[Required task]: Present these lines as a numbered list, leaving out the blank lines.

[Dataset entries]:
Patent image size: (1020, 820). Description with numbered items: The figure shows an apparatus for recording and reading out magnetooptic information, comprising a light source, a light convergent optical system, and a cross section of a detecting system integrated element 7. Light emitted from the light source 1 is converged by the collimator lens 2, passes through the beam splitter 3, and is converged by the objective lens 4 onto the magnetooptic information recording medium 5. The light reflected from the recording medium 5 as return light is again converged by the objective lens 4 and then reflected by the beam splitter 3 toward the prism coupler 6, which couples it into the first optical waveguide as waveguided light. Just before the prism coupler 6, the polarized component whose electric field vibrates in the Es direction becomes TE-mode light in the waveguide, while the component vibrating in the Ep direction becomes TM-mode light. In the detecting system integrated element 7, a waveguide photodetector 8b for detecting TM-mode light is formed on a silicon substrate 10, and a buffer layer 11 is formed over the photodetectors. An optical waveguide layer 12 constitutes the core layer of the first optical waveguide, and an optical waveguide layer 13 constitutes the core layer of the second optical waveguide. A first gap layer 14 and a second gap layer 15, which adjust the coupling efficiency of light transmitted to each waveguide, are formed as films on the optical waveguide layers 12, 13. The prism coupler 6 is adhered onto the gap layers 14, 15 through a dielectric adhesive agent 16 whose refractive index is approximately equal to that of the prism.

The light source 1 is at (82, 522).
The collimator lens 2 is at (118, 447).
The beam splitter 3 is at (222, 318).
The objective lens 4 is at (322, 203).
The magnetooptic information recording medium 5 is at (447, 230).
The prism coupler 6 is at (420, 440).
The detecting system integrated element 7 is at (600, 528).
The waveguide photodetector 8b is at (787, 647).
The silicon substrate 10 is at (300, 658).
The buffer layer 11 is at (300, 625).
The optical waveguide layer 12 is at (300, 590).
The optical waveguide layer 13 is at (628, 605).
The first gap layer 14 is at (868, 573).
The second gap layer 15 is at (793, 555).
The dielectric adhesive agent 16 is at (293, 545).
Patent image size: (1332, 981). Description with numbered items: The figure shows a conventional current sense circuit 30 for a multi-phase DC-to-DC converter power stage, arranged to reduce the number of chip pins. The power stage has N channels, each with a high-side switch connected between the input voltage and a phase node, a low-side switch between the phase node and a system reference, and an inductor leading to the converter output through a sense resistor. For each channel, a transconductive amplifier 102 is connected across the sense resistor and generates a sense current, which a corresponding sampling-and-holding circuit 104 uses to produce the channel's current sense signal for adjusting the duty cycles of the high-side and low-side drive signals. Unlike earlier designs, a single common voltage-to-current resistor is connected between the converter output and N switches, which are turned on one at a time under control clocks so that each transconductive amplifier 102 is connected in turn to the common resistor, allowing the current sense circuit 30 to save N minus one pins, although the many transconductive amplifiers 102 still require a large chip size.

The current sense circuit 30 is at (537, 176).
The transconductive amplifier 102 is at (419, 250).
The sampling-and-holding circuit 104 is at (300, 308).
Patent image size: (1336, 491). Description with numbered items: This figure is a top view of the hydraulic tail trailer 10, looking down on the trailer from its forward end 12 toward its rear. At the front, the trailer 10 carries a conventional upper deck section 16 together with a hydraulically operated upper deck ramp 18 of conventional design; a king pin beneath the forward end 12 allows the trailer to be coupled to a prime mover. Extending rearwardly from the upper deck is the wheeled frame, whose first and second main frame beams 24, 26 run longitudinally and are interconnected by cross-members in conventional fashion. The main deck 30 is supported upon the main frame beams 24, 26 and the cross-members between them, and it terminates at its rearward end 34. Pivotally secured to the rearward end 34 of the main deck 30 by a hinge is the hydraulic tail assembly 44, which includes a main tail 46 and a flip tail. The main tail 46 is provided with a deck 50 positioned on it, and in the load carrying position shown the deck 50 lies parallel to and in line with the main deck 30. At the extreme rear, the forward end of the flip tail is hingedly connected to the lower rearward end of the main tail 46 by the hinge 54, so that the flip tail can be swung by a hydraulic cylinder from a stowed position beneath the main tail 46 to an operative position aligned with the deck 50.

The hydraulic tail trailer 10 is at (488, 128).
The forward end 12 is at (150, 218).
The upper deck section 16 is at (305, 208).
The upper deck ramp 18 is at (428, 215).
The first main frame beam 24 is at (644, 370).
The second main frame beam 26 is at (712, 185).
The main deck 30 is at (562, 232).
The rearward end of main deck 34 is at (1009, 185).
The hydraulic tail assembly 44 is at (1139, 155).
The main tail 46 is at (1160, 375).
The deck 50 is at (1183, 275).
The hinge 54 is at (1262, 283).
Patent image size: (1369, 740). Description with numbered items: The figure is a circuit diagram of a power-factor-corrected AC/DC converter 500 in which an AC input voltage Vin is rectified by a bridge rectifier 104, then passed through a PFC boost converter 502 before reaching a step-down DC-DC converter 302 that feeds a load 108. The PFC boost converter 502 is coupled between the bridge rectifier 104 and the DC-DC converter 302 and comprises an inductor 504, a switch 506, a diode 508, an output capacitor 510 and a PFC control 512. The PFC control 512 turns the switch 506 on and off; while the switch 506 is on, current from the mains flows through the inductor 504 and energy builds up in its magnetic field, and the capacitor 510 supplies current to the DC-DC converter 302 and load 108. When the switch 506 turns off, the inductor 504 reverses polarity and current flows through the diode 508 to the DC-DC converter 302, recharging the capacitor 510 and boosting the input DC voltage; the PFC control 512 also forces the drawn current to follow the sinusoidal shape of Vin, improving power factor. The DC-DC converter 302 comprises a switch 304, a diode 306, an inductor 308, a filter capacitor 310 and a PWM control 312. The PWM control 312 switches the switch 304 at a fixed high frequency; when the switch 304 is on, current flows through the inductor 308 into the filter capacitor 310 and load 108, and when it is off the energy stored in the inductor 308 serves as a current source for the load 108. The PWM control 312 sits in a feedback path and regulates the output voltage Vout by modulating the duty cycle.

[Result of this task]:
1. Patent image size: (1020, 820). Description with numbered items: The figure shows an apparatus for recording and reading out magnetooptic information, comprising a light source, a light convergent optical system, and a cross section of a detecting system integrated element 7. Light emitted from the light source 1 is converged by the collimator lens 2, passes through the beam splitter 3, and is converged by the objective lens 4 onto the magnetooptic information recording medium 5. The light reflected from the recording medium 5 as return light is again converged by the objective lens 4 and then reflected by the beam splitter 3 toward the prism coupler 6, which couples it into the first optical waveguide as waveguided light. Just before the prism coupler 6, the polarized component whose electric field vibrates in the Es direction becomes TE-mode light in the waveguide, while the component vibrating in the Ep direction becomes TM-mode light. In the detecting system integrated element 7, a waveguide photodetector 8b for detecting TM-mode light is formed on a silicon substrate 10, and a buffer layer 11 is formed over the photodetectors. An optical waveguide layer 12 constitutes the core layer of the first optical waveguide, and an optical waveguide layer 13 constitutes the core layer of the second optical waveguide. A first gap layer 14 and a second gap layer 15, which adjust the coupling efficiency of light transmitted to each waveguide, are formed as films on the optical waveguide layers 12, 13. The prism coupler 6 is adhered onto the gap layers 14, 15 through a dielectric adhesive agent 16 whose refractive index is approximately equal to that of the prism.
2. The light source 1 is at (82, 522).
3. The collimator lens 2 is at (118, 447).
4. The beam splitter 3 is at (222, 318).
5. The objective lens 4 is at (322, 203).
6. The magnetooptic information recording medium 5 is at (447, 230).
7. The prism coupler 6 is at (420, 440).
8. The detecting system integrated element 7 is at (600, 528).
9. The waveguide photodetector 8b is at (787, 647).
10. The silicon substrate 10 is at (300, 658).
11. The buffer layer 11 is at (300, 625).
12. The optical waveguide layer 12 is at (300, 590).
13. The optical waveguide layer 13 is at (628, 605).
14. The first gap layer 14 is at (868, 573).
15. The second gap layer 15 is at (793, 555).
16. The dielectric adhesive agent 16 is at (293, 545).
17. Patent image size: (1332, 981). Description with numbered items: The figure shows a conventional current sense circuit 30 for a multi-phase DC-to-DC converter power stage, arranged to reduce the number of chip pins. The power stage has N channels, each with a high-side switch connected between the input voltage and a phase node, a low-side switch between the phase node and a system reference, and an inductor leading to the converter output through a sense resistor. For each channel, a transconductive amplifier 102 is connected across the sense resistor and generates a sense current, which a corresponding sampling-and-holding circuit 104 uses to produce the channel's current sense signal for adjusting the duty cycles of the high-side and low-side drive signals. Unlike earlier designs, a single common voltage-to-current resistor is connected between the converter output and N switches, which are turned on one at a time under control clocks so that each transconductive amplifier 102 is connected in turn to the common resistor, allowing the current sense circuit 30 to save N minus one pins, although the many transconductive amplifiers 102 still require a large chip size.
18. The current sense circuit 30 is at (537, 176).
19. The transconductive amplifier 102 is at (419, 250).
20. The sampling-and-holding circuit 104 is at (300, 308).
21. Patent image size: (1336, 491). Description with numbered items: This figure is a top view of the hydraulic tail trailer 10, looking down on the trailer from its forward end 12 toward its rear. At the front, the trailer 10 carries a conventional upper deck section 16 together with a hydraulically operated upper deck ramp 18 of conventional design; a king pin beneath the forward end 12 allows the trailer to be coupled to a prime mover. Extending rearwardly from the upper deck is the wheeled frame, whose first and second main frame beams 24, 26 run longitudinally and are interconnected by cross-members in conventional fashion. The main deck 30 is supported upon the main frame beams 24, 26 and the cross-members between them, and it terminates at its rearward end 34. Pivotally secured to the rearward end 34 of the main deck 30 by a hinge is the hydraulic tail assembly 44, which includes a main tail 46 and a flip tail. The main tail 46 is provided with a deck 50 positioned on it, and in the load carrying position shown the deck 50 lies parallel to and in line with the main deck 30. At the extreme rear, the forward end of the flip tail is hingedly connected to the lower rearward end of the main tail 46 by the hinge 54, so that the flip tail can be swung by a hydraulic cylinder from a stowed position beneath the main tail 46 to an operative position aligned with the deck 50.
22. The hydraulic tail trailer 10 is at (488, 128).
23. The forward end 12 is at (150, 218).
24. The upper deck section 16 is at (305, 208).
25. The upper deck ramp 18 is at (428, 215).
26. The first main frame beam 24 is at (644, 370).
27. The second main frame beam 26 is at (712, 185).
28. The main deck 30 is at (562, 232).
29. The rearward end of main deck 34 is at (1009, 185).
30. The hydraulic tail assembly 44 is at (1139, 155).
31. The main tail 46 is at (1160, 375).
32. The deck 50 is at (1183, 275).
33. The hinge 54 is at (1262, 283).
34. Patent image size: (1369, 740). Description with numbered items: The figure is a circuit diagram of a power-factor-corrected AC/DC converter 500 in which an AC input voltage Vin is rectified by a bridge rectifier 104, then passed through a PFC boost converter 502 before reaching a step-down DC-DC converter 302 that feeds a load 108. The PFC boost converter 502 is coupled between the bridge rectifier 104 and the DC-DC converter 302 and comprises an inductor 504, a switch 506, a diode 508, an output capacitor 510 and a PFC control 512. The PFC control 512 turns the switch 506 on and off; while the switch 506 is on, current from the mains flows through the inductor 504 and energy builds up in its magnetic field, and the capacitor 510 supplies current to the DC-DC converter 302 and load 108. When the switch 506 turns off, the inductor 504 reverses polarity and current flows through the diode 508 to the DC-DC converter 302, recharging the capacitor 510 and boosting the input DC voltage; the PFC control 512 also forces the drawn current to follow the sinusoidal shape of Vin, improving power factor. The DC-DC converter 302 comprises a switch 304, a diode 306, an inductor 308, a filter capacitor 310 and a PWM control 312. The PWM control 312 switches the switch 304 at a fixed high frequency; when the switch 304 is on, current flows through the inductor 308 into the filter capacitor 310 and load 108, and when it is off the energy stored in the inductor 308 serves as a current source for the load 108. The PWM control 312 sits in a feedback path and regulates the output voltage Vout by modulating the duty cycle.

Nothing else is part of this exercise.